List every line below containing "then".
──────── PROVIDED ENTRIES
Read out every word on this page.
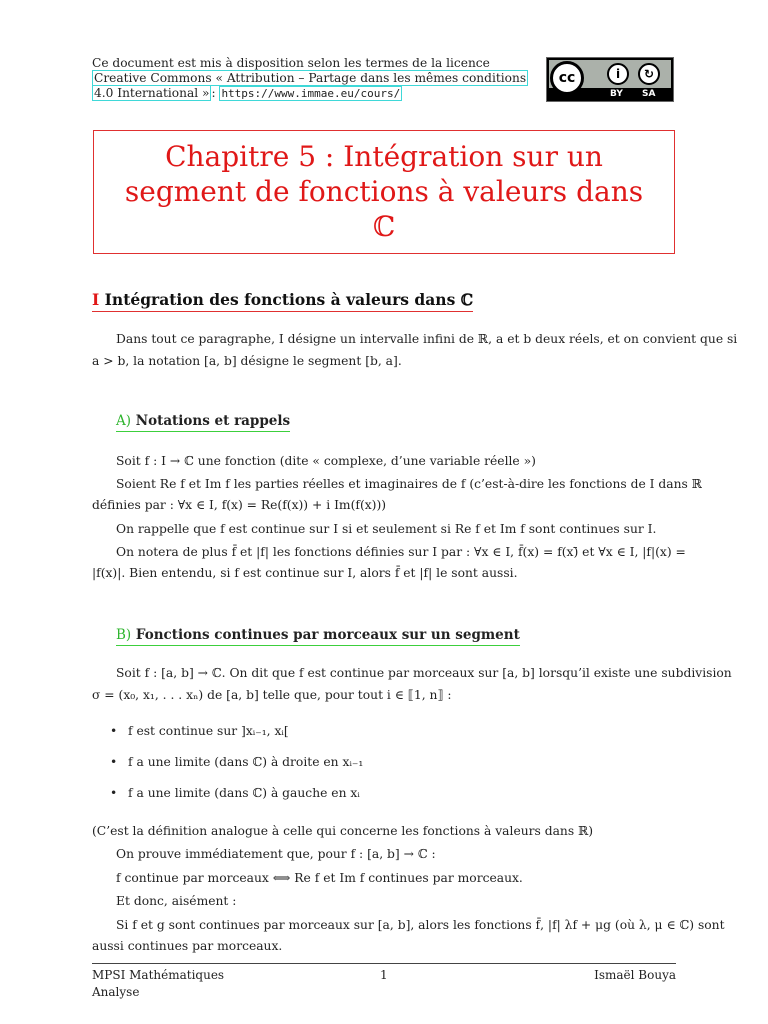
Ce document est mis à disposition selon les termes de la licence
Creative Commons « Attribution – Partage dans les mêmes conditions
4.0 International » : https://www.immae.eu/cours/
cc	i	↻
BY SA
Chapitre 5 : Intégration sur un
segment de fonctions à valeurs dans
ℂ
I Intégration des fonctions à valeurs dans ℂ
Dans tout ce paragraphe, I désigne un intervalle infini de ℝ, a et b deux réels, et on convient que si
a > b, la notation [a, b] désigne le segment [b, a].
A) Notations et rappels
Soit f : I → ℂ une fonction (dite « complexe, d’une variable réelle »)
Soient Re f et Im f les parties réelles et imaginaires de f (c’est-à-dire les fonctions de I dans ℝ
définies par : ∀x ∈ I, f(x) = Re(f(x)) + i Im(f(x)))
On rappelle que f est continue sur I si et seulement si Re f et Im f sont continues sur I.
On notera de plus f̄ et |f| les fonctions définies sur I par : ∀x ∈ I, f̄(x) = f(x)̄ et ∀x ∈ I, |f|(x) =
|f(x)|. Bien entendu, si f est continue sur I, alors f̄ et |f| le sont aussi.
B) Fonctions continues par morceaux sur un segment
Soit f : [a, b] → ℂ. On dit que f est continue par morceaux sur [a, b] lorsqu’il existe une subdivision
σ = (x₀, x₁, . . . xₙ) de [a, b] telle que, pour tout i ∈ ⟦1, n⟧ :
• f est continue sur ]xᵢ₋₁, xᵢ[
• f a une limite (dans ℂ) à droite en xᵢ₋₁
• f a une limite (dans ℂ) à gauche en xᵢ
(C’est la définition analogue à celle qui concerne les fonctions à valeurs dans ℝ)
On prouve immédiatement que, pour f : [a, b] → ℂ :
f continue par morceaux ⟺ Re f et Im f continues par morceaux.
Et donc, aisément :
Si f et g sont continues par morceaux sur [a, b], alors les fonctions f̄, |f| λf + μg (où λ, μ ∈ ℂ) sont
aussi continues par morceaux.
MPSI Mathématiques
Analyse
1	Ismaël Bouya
────────────────
──────── PROVIDED ENTRIES
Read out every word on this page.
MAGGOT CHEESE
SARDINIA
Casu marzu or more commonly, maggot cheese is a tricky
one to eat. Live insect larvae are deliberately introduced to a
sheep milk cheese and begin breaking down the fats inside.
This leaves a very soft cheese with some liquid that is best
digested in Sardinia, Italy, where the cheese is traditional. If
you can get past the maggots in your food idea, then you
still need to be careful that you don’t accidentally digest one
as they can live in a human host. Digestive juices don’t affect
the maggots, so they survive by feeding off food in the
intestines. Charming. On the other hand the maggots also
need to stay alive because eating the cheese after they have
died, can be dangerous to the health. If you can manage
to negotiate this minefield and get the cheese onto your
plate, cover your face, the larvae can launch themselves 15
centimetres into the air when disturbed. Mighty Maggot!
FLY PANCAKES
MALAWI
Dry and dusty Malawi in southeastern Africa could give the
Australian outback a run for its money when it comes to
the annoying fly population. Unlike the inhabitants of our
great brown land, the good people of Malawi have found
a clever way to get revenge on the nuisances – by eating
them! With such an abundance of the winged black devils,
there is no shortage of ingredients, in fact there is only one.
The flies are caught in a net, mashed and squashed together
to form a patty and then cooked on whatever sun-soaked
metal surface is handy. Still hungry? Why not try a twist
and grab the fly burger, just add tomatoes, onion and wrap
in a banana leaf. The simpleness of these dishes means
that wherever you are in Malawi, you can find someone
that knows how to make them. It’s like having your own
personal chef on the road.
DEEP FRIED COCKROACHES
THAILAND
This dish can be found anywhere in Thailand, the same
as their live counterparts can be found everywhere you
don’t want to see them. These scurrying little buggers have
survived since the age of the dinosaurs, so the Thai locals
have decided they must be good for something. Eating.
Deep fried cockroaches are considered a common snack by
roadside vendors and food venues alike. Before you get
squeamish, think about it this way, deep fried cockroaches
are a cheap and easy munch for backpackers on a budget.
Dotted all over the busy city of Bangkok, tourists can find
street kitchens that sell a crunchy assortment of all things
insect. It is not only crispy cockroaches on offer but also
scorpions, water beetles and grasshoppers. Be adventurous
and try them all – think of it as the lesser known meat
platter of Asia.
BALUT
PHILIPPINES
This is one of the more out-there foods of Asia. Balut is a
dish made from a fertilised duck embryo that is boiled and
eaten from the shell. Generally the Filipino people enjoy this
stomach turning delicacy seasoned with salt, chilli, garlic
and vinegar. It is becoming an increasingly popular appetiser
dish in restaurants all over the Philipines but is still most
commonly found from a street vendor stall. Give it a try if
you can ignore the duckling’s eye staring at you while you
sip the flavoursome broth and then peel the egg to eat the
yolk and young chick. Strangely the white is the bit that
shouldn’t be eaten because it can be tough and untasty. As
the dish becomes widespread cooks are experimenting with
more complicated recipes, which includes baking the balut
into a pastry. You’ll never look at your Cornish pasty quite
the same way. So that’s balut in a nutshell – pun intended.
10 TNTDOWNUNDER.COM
────────────────
──────── PROVIDED ENTRIES
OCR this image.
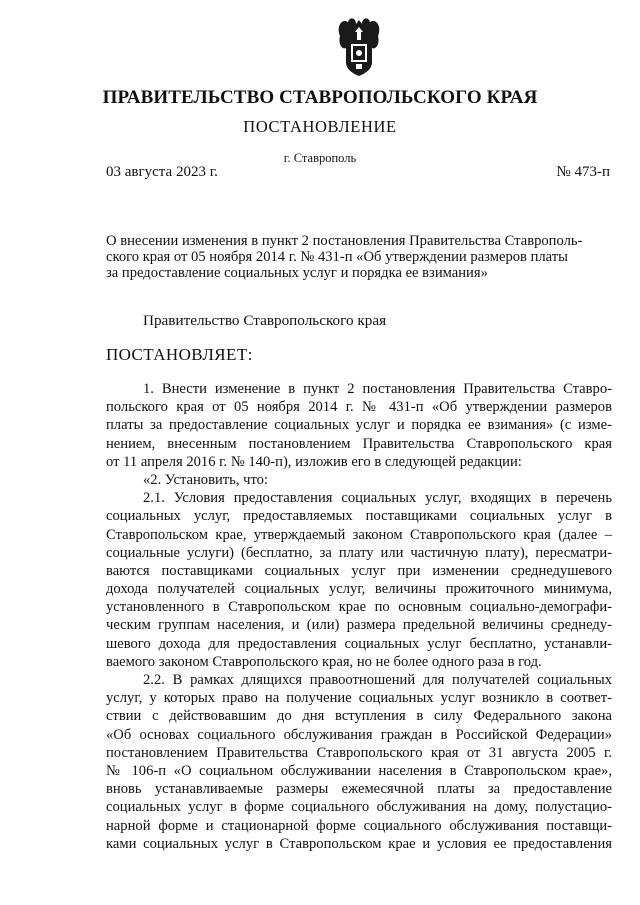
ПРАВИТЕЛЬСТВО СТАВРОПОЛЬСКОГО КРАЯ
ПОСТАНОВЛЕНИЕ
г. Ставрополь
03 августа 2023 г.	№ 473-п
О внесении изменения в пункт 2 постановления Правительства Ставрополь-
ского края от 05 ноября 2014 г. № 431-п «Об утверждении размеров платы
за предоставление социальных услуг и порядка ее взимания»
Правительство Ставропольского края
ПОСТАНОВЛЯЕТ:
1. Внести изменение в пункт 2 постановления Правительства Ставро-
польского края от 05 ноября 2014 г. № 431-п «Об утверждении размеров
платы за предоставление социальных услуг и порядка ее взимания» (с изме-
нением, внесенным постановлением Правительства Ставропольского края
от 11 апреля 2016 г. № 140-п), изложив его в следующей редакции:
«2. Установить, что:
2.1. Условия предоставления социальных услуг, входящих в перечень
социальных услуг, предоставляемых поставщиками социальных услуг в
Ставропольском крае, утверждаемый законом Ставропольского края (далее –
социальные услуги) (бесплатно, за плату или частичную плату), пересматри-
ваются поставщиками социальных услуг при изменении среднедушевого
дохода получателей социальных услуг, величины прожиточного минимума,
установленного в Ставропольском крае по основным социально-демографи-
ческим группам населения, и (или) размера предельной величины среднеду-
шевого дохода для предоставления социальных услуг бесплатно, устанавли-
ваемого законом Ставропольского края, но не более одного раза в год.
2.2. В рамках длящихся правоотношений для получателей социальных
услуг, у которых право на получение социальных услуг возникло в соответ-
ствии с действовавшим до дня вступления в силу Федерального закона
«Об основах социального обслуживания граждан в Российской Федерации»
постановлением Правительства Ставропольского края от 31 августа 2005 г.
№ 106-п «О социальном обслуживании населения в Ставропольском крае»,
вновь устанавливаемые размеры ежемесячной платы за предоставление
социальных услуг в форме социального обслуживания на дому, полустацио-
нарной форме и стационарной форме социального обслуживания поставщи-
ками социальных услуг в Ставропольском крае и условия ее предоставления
────────────────
> [CORRECT RESPONSE]:
you can get past the maggots in your food idea, then you
to form a patty and then cooked on whatever sun-soaked
sip the flavoursome broth and then peel the egg to eat the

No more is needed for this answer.